# Start of Records for the exercise

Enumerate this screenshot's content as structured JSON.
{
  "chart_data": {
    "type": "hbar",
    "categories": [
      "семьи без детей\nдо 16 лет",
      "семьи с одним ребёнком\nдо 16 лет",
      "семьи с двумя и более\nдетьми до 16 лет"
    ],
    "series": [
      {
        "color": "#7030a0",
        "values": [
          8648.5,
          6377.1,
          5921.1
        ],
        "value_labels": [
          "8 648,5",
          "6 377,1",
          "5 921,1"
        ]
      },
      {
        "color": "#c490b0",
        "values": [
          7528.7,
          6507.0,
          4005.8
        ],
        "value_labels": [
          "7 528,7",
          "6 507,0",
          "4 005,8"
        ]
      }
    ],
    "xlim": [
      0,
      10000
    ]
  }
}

# End of Records for the exercise

*Task description:*
Count the lines in the material above where the string "семьи" appears, then state only that count.

*Result of the exercise:*
3